* BEGIN RECORDS PROVIDED *

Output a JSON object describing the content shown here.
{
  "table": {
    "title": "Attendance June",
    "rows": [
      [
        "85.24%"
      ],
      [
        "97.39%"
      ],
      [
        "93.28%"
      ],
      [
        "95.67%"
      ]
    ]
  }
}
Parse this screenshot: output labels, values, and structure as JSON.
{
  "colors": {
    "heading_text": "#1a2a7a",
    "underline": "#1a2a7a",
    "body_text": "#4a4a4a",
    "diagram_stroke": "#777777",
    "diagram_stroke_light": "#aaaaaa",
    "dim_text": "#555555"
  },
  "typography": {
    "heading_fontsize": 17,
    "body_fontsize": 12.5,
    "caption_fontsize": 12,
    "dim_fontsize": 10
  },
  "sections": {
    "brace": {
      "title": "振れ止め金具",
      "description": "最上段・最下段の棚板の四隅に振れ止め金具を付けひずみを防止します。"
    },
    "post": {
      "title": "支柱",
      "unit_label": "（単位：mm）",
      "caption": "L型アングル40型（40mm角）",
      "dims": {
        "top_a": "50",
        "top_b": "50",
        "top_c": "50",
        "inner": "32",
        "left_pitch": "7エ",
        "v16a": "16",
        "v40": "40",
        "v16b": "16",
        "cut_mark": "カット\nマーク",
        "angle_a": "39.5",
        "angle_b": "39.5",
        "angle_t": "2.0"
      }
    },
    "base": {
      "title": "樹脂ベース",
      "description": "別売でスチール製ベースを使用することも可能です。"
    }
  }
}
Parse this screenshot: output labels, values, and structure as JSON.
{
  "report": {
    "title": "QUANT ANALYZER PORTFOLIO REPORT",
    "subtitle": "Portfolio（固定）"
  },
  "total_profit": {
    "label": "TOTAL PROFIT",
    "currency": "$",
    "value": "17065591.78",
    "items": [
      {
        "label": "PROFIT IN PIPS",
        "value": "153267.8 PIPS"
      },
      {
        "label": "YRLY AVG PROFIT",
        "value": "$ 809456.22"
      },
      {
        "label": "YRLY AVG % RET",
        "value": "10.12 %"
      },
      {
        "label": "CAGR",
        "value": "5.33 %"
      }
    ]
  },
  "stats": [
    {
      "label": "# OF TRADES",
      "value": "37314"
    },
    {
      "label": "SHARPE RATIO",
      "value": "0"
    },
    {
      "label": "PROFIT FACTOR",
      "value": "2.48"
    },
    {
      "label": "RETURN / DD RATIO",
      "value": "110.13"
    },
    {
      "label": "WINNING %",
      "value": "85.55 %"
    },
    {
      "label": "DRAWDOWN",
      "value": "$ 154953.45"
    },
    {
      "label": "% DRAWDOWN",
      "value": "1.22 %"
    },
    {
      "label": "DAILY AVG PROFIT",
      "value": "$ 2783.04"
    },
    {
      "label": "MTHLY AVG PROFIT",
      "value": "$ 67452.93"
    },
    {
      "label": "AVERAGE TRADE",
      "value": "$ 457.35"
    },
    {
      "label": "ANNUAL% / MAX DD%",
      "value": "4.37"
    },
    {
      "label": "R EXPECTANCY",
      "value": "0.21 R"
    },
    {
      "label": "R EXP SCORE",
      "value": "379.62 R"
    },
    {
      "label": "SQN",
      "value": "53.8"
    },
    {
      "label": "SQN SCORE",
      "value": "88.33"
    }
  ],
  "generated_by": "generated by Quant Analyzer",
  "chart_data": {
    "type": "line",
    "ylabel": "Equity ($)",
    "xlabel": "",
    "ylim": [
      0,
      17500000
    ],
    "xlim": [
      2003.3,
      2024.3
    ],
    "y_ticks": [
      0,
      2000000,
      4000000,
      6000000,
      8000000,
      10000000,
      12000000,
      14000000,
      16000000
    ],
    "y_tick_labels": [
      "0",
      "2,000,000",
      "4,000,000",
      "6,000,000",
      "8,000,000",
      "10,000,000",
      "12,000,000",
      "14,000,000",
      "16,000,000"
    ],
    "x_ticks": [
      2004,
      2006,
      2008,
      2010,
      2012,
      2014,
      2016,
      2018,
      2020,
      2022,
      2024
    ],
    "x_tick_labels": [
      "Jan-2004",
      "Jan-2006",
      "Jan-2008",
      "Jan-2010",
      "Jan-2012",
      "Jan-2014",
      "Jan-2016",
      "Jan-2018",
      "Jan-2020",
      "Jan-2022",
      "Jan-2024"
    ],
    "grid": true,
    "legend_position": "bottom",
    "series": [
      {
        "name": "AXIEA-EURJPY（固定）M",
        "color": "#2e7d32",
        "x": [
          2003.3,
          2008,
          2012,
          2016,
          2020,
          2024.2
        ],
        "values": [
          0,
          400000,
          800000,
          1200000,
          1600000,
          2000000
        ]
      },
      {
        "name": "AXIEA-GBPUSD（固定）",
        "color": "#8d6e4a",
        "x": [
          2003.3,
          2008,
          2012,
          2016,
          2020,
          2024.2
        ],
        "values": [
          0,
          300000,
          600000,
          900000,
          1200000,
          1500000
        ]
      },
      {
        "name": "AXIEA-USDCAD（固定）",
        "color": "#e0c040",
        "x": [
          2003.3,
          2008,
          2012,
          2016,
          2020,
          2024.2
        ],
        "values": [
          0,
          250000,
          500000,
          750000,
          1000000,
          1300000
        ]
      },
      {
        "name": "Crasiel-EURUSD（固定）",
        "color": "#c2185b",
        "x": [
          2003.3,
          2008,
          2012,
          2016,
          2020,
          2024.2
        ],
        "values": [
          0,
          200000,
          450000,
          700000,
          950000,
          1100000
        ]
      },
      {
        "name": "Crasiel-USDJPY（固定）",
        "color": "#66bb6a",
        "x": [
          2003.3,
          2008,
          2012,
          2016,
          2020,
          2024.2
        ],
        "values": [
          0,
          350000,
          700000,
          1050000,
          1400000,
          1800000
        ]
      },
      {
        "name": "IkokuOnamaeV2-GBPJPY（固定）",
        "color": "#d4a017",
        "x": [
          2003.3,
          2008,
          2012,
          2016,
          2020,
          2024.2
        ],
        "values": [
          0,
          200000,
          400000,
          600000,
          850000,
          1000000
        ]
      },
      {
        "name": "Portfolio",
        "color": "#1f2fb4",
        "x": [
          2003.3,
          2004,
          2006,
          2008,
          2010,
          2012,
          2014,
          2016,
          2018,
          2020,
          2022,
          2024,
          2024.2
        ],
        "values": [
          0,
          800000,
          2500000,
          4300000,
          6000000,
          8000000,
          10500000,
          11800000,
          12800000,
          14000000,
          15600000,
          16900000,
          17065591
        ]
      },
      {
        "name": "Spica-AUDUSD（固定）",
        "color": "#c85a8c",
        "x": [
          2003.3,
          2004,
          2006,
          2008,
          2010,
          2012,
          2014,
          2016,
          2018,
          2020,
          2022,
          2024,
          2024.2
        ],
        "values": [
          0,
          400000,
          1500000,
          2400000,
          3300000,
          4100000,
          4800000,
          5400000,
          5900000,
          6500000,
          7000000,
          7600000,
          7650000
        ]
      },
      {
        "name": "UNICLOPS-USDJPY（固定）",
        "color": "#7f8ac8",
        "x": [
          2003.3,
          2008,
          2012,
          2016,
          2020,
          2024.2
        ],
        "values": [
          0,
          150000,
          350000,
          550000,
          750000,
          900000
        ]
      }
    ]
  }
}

* END RECORDS PROVIDED *

▶ [SHORT PROBLEM]:
Type out the entries again, word for word.

▶ [ANSWER TO THE PROBLEM]:
Output a JSON object describing the content shown here.
{
  "table": {
    "title": "Attendance June",
    "rows": [
      [
        "85.24%"
      ],
      [
        "97.39%"
      ],
      [
        "93.28%"
      ],
      [
        "95.67%"
      ]
    ]
  }
}
Parse this screenshot: output labels, values, and structure as JSON.
{
  "colors": {
    "heading_text": "#1a2a7a",
    "underline": "#1a2a7a",
    "body_text": "#4a4a4a",
    "diagram_stroke": "#777777",
    "diagram_stroke_light": "#aaaaaa",
    "dim_text": "#555555"
  },
  "typography": {
    "heading_fontsize": 17,
    "body_fontsize": 12.5,
    "caption_fontsize": 12,
    "dim_fontsize": 10
  },
  "sections": {
    "brace": {
      "title": "振れ止め金具",
      "description": "最上段・最下段の棚板の四隅に振れ止め金具を付けひずみを防止します。"
    },
    "post": {
      "title": "支柱",
      "unit_label": "（単位：mm）",
      "caption": "L型アングル40型（40mm角）",
      "dims": {
        "top_a": "50",
        "top_b": "50",
        "top_c": "50",
        "inner": "32",
        "left_pitch": "7エ",
        "v16a": "16",
        "v40": "40",
        "v16b": "16",
        "cut_mark": "カット\nマーク",
        "angle_a": "39.5",
        "angle_b": "39.5",
        "angle_t": "2.0"
      }
    },
    "base": {
      "title": "樹脂ベース",
      "description": "別売でスチール製ベースを使用することも可能です。"
    }
  }
}
Parse this screenshot: output labels, values, and structure as JSON.
{
  "report": {
    "title": "QUANT ANALYZER PORTFOLIO REPORT",
    "subtitle": "Portfolio（固定）"
  },
  "total_profit": {
    "label": "TOTAL PROFIT",
    "currency": "$",
    "value": "17065591.78",
    "items": [
      {
        "label": "PROFIT IN PIPS",
        "value": "153267.8 PIPS"
      },
      {
        "label": "YRLY AVG PROFIT",
        "value": "$ 809456.22"
      },
      {
        "label": "YRLY AVG % RET",
        "value": "10.12 %"
      },
      {
        "label": "CAGR",
        "value": "5.33 %"
      }
    ]
  },
  "stats": [
    {
      "label": "# OF TRADES",
      "value": "37314"
    },
    {
      "label": "SHARPE RATIO",
      "value": "0"
    },
    {
      "label": "PROFIT FACTOR",
      "value": "2.48"
    },
    {
      "label": "RETURN / DD RATIO",
      "value": "110.13"
    },
    {
      "label": "WINNING %",
      "value": "85.55 %"
    },
    {
      "label": "DRAWDOWN",
      "value": "$ 154953.45"
    },
    {
      "label": "% DRAWDOWN",
      "value": "1.22 %"
    },
    {
      "label": "DAILY AVG PROFIT",
      "value": "$ 2783.04"
    },
    {
      "label": "MTHLY AVG PROFIT",
      "value": "$ 67452.93"
    },
    {
      "label": "AVERAGE TRADE",
      "value": "$ 457.35"
    },
    {
      "label": "ANNUAL% / MAX DD%",
      "value": "4.37"
    },
    {
      "label": "R EXPECTANCY",
      "value": "0.21 R"
    },
    {
      "label": "R EXP SCORE",
      "value": "379.62 R"
    },
    {
      "label": "SQN",
      "value": "53.8"
    },
    {
      "label": "SQN SCORE",
      "value": "88.33"
    }
  ],
  "generated_by": "generated by Quant Analyzer",
  "chart_data": {
    "type": "line",
    "ylabel": "Equity ($)",
    "xlabel": "",
    "ylim": [
      0,
      17500000
    ],
    "xlim": [
      2003.3,
      2024.3
    ],
    "y_ticks": [
      0,
      2000000,
      4000000,
      6000000,
      8000000,
      10000000,
      12000000,
      14000000,
      16000000
    ],
    "y_tick_labels": [
      "0",
      "2,000,000",
      "4,000,000",
      "6,000,000",
      "8,000,000",
      "10,000,000",
      "12,000,000",
      "14,000,000",
      "16,000,000"
    ],
    "x_ticks": [
      2004,
      2006,
      2008,
      2010,
      2012,
      2014,
      2016,
      2018,
      2020,
      2022,
      2024
    ],
    "x_tick_labels": [
      "Jan-2004",
      "Jan-2006",
      "Jan-2008",
      "Jan-2010",
      "Jan-2012",
      "Jan-2014",
      "Jan-2016",
      "Jan-2018",
      "Jan-2020",
      "Jan-2022",
      "Jan-2024"
    ],
    "grid": true,
    "legend_position": "bottom",
    "series": [
      {
        "name": "AXIEA-EURJPY（固定）M",
        "color": "#2e7d32",
        "x": [
          2003.3,
          2008,
          2012,
          2016,
          2020,
          2024.2
        ],
        "values": [
          0,
          400000,
          800000,
          1200000,
          1600000,
          2000000
        ]
      },
      {
        "name": "AXIEA-GBPUSD（固定）",
        "color": "#8d6e4a",
        "x": [
          2003.3,
          2008,
          2012,
          2016,
          2020,
          2024.2
        ],
        "values": [
          0,
          300000,
          600000,
          900000,
          1200000,
          1500000
        ]
      },
      {
        "name": "AXIEA-USDCAD（固定）",
        "color": "#e0c040",
        "x": [
          2003.3,
          2008,
          2012,
          2016,
          2020,
          2024.2
        ],
        "values": [
          0,
          250000,
          500000,
          750000,
          1000000,
          1300000
        ]
      },
      {
        "name": "Crasiel-EURUSD（固定）",
        "color": "#c2185b",
        "x": [
          2003.3,
          2008,
          2012,
          2016,
          2020,
          2024.2
        ],
        "values": [
          0,
          200000,
          450000,
          700000,
          950000,
          1100000
        ]
      },
      {
        "name": "Crasiel-USDJPY（固定）",
        "color": "#66bb6a",
        "x": [
          2003.3,
          2008,
          2012,
          2016,
          2020,
          2024.2
        ],
        "values": [
          0,
          350000,
          700000,
          1050000,
          1400000,
          1800000
        ]
      },
      {
        "name": "IkokuOnamaeV2-GBPJPY（固定）",
        "color": "#d4a017",
        "x": [
          2003.3,
          2008,
          2012,
          2016,
          2020,
          2024.2
        ],
        "values": [
          0,
          200000,
          400000,
          600000,
          850000,
          1000000
        ]
      },
      {
        "name": "Portfolio",
        "color": "#1f2fb4",
        "x": [
          2003.3,
          2004,
          2006,
          2008,
          2010,
          2012,
          2014,
          2016,
          2018,
          2020,
          2022,
          2024,
          2024.2
        ],
        "values": [
          0,
          800000,
          2500000,
          4300000,
          6000000,
          8000000,
          10500000,
          11800000,
          12800000,
          14000000,
          15600000,
          16900000,
          17065591
        ]
      },
      {
        "name": "Spica-AUDUSD（固定）",
        "color": "#c85a8c",
        "x": [
          2003.3,
          2004,
          2006,
          2008,
          2010,
          2012,
          2014,
          2016,
          2018,
          2020,
          2022,
          2024,
          2024.2
        ],
        "values": [
          0,
          400000,
          1500000,
          2400000,
          3300000,
          4100000,
          4800000,
          5400000,
          5900000,
          6500000,
          7000000,
          7600000,
          7650000
        ]
      },
      {
        "name": "UNICLOPS-USDJPY（固定）",
        "color": "#7f8ac8",
        "x": [
          2003.3,
          2008,
          2012,
          2016,
          2020,
          2024.2
        ],
        "values": [
          0,
          150000,
          350000,
          550000,
          750000,
          900000
        ]
      }
    ]
  }
}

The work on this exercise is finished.